▸ **DESCRIPTION OF THE TASK**: What you print should match the entries exactly, only without the pictures.

[Start of section]

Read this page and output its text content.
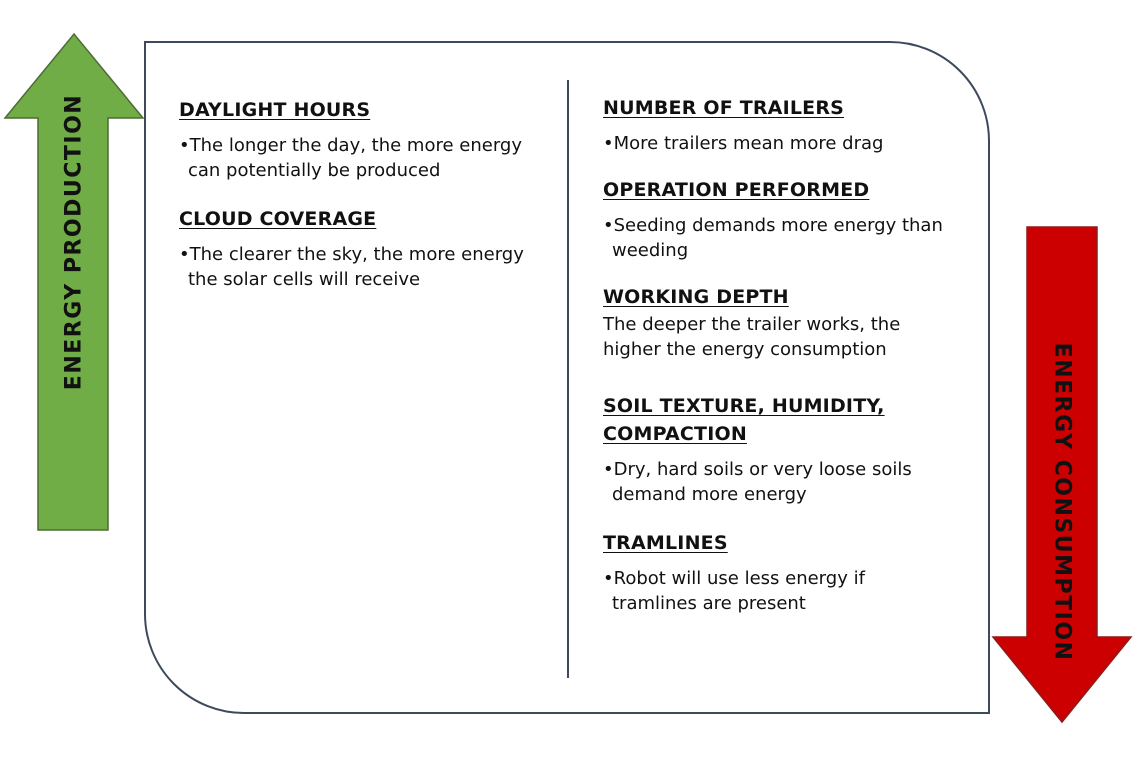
ENERGY PRODUCTION
ENERGY CONSUMPTION

DAYLIGHT HOURS

•The longer the day, the more energy can potentially be produced

CLOUD COVERAGE

•The clearer the sky, the more energy the solar cells will receive

NUMBER OF TRAILERS

•More trailers mean more drag

OPERATION PERFORMED

•Seeding demands more energy than weeding

WORKING DEPTH

The deeper the trailer works, the higher the energy consumption

SOIL TEXTURE, HUMIDITY, COMPACTION

•Dry, hard soils or very loose soils demand more energy

TRAMLINES

•Robot will use less energy if tramlines are present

[End of section]

▸ **RESULT BELOW**:
Read this page and output its text content.
ENERGY PRODUCTION
ENERGY CONSUMPTION

DAYLIGHT HOURS

•The longer the day, the more energy can potentially be produced

CLOUD COVERAGE

•The clearer the sky, the more energy the solar cells will receive

NUMBER OF TRAILERS

•More trailers mean more drag

OPERATION PERFORMED

•Seeding demands more energy than weeding

WORKING DEPTH

The deeper the trailer works, the higher the energy consumption

SOIL TEXTURE, HUMIDITY, COMPACTION

•Dry, hard soils or very loose soils demand more energy

TRAMLINES

•Robot will use less energy if tramlines are present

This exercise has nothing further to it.